Task → From the entries below, list each line with "this".

Supplied data →

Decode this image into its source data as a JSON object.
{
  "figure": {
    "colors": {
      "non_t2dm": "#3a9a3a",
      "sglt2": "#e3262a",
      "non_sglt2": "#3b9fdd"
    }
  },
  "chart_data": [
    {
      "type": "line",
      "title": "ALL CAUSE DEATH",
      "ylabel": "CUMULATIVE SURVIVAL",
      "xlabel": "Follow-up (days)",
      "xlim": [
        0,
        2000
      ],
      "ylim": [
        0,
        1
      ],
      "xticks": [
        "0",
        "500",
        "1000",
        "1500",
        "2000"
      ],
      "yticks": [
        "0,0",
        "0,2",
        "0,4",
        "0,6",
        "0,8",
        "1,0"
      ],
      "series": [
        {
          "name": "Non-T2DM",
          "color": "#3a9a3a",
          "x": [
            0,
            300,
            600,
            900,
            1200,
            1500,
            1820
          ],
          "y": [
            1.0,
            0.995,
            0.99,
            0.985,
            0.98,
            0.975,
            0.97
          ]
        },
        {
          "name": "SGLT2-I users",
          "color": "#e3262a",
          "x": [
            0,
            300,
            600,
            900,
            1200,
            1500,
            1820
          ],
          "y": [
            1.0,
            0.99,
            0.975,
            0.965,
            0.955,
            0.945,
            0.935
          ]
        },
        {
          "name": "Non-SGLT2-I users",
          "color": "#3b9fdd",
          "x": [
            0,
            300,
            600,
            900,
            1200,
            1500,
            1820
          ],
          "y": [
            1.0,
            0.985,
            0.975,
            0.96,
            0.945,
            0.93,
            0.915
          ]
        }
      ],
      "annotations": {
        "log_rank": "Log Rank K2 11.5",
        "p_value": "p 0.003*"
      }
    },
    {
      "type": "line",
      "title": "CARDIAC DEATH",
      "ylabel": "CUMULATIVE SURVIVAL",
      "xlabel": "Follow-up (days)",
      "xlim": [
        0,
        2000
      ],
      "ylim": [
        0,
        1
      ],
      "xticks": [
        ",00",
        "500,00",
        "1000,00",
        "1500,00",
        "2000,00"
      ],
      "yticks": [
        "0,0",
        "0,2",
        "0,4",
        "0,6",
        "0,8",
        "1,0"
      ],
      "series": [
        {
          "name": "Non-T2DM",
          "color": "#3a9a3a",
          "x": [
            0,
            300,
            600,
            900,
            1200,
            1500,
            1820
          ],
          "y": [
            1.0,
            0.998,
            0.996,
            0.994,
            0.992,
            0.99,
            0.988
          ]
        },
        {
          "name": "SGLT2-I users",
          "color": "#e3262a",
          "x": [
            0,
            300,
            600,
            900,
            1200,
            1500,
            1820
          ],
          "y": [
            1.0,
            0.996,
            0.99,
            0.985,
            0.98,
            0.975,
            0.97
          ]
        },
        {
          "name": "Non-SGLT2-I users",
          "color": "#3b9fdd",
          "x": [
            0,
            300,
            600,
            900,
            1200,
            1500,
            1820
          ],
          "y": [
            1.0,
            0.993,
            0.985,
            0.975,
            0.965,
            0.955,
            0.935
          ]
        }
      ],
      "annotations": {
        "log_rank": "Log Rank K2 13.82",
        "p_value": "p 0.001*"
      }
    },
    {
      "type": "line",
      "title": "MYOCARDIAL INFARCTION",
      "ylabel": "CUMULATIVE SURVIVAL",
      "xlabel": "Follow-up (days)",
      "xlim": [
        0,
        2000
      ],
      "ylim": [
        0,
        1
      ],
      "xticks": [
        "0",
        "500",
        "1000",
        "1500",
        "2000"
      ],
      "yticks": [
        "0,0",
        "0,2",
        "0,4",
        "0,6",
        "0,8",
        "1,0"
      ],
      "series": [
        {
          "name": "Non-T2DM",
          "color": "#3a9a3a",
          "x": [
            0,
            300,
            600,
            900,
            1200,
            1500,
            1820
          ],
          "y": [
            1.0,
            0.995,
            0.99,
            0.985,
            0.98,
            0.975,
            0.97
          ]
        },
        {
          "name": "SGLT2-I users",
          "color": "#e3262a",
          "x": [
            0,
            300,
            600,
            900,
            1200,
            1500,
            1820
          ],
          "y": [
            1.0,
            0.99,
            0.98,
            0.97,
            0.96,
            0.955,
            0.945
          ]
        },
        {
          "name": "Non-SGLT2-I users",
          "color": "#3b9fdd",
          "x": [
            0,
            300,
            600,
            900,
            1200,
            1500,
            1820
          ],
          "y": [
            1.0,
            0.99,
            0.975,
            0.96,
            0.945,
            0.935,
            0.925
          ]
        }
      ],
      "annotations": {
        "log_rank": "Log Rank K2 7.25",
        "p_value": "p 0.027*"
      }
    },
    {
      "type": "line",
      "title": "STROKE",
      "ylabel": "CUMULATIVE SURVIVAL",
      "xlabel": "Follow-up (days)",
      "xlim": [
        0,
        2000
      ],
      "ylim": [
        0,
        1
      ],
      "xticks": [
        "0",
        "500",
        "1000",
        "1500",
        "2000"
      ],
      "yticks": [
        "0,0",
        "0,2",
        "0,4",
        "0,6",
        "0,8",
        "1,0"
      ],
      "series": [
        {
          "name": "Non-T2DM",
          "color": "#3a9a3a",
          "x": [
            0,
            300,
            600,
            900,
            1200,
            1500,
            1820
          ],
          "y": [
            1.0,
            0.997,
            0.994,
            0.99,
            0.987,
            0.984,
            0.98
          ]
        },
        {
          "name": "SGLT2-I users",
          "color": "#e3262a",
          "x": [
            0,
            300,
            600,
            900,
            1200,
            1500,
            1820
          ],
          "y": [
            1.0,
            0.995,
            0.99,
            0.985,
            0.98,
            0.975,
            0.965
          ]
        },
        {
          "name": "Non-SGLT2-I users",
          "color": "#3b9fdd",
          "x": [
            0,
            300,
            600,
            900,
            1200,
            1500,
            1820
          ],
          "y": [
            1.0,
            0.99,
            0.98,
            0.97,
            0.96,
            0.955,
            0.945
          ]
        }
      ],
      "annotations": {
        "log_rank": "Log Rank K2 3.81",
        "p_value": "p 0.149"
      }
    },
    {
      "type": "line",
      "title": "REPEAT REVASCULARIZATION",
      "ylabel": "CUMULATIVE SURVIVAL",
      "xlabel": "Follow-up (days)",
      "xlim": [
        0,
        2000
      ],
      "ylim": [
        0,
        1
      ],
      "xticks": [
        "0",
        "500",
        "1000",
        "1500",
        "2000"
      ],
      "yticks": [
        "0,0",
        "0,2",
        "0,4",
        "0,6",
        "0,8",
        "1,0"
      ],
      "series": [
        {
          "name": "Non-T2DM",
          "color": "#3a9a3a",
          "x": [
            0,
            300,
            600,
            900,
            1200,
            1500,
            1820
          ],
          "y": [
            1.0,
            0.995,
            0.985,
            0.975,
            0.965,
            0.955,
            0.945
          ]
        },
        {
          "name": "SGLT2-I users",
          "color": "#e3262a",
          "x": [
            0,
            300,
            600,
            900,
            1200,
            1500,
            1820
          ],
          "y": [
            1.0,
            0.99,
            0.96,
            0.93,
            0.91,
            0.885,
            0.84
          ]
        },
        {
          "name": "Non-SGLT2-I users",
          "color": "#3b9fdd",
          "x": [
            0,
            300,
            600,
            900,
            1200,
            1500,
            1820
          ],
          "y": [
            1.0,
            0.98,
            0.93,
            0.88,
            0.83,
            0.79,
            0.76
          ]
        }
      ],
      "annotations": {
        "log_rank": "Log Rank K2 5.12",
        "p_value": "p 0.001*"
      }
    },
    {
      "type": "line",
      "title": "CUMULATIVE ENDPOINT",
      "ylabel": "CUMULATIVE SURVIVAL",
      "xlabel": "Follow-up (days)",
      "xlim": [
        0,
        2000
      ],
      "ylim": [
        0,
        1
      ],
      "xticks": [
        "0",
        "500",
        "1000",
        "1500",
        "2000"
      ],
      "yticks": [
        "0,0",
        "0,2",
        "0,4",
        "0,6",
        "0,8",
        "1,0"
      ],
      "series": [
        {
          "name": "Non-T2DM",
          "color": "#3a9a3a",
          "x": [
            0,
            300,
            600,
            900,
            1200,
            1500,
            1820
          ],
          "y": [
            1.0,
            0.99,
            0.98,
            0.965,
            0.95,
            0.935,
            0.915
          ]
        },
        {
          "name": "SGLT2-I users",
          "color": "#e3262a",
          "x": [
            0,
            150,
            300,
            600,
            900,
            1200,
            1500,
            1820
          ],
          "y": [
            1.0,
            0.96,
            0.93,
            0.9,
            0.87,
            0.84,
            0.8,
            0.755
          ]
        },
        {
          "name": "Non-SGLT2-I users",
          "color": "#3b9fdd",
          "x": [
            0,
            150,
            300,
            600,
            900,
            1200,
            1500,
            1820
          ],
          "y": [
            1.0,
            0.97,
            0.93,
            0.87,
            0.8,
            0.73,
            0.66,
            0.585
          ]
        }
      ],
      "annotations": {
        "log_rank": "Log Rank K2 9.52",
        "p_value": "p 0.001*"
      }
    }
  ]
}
...
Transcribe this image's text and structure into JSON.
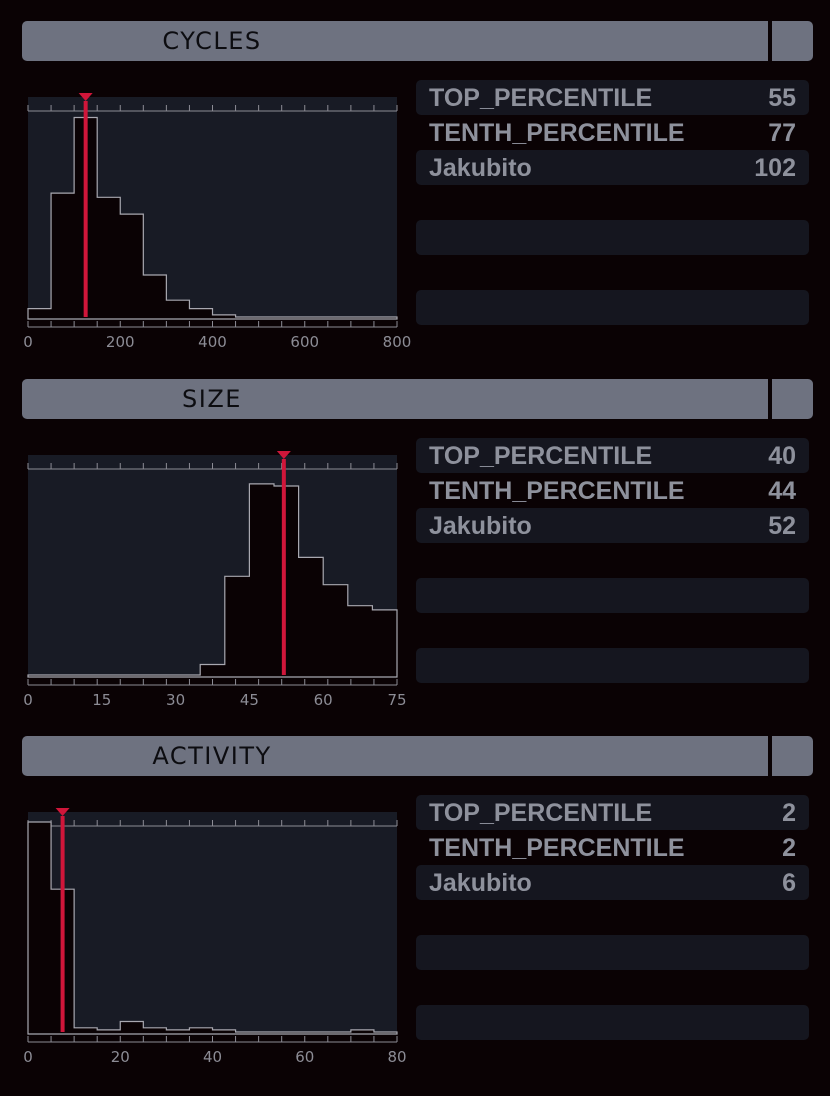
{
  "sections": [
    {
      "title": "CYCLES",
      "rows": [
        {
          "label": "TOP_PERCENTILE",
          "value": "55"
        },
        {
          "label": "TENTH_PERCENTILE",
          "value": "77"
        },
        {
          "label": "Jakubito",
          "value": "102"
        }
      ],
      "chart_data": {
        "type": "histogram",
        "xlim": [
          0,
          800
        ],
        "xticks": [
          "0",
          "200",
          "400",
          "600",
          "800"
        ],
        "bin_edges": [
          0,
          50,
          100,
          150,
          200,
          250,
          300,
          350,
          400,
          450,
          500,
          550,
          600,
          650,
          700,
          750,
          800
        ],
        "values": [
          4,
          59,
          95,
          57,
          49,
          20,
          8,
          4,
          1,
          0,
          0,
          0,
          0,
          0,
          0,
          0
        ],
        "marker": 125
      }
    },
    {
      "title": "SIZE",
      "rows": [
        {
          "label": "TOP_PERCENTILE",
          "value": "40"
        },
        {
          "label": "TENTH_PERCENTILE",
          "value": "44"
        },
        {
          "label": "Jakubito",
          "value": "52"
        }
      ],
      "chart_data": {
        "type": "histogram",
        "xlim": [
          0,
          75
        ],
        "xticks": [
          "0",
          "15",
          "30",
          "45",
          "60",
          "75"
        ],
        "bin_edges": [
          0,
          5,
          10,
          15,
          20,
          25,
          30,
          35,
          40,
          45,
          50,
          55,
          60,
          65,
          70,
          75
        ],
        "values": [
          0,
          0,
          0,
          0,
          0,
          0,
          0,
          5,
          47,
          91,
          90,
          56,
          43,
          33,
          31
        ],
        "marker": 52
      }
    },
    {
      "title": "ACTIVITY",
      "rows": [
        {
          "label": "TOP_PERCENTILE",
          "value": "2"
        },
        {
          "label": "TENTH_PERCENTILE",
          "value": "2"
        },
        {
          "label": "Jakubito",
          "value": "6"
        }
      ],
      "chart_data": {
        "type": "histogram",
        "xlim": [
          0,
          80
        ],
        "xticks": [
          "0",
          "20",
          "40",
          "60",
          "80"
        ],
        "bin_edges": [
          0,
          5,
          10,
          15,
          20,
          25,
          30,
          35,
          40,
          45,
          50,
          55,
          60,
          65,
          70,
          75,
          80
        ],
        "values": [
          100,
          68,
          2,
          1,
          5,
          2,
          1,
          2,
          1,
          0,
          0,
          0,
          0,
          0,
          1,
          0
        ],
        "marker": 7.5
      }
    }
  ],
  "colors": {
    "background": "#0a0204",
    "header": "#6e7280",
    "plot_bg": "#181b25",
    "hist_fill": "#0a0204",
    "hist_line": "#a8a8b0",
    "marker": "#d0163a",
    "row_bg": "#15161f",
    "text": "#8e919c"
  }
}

Reply →
Decode this image into its source data as a JSON object.
Transcribe this image's text and structure into JSON.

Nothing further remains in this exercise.